-- Start Material provided --
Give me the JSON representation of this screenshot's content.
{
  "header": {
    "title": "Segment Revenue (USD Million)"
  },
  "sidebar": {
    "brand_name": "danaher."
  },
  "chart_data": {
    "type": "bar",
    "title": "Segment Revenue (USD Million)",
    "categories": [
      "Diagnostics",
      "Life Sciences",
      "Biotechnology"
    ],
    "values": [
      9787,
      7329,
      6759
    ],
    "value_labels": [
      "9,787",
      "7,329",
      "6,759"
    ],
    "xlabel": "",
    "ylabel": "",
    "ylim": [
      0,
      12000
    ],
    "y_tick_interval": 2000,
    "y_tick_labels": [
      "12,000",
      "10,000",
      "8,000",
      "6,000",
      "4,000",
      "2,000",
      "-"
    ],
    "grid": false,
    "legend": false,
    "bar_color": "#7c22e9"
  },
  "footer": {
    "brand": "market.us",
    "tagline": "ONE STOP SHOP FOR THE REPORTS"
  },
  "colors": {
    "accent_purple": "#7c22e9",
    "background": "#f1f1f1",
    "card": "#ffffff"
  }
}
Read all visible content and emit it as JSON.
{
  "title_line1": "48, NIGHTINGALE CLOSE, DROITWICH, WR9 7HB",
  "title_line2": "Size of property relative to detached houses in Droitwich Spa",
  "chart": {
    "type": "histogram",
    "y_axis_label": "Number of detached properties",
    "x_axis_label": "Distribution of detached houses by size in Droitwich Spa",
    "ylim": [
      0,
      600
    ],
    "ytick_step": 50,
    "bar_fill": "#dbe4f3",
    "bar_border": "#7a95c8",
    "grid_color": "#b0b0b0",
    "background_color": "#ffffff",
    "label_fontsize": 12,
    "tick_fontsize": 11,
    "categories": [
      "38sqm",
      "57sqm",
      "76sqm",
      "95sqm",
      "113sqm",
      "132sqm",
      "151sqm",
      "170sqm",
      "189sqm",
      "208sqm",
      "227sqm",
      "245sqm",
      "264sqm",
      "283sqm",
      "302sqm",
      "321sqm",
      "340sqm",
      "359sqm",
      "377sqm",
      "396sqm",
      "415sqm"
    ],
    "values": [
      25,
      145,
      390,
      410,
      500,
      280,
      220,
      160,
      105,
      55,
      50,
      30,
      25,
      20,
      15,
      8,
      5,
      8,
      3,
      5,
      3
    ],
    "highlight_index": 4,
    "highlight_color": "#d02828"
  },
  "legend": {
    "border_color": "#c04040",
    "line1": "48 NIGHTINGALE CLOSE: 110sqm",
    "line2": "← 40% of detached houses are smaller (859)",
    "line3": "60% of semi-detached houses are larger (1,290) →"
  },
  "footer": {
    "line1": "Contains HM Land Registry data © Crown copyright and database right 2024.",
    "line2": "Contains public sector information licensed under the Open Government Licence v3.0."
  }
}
-- End Material provided --
> [Objective]
Gather all lines from the listing above in which "CLOSE" occurs.

> [Solution to the exercise]
  "title_line1": "48, NIGHTINGALE CLOSE, DROITWICH, WR9 7HB",
    "line1": "48 NIGHTINGALE CLOSE: 110sqm",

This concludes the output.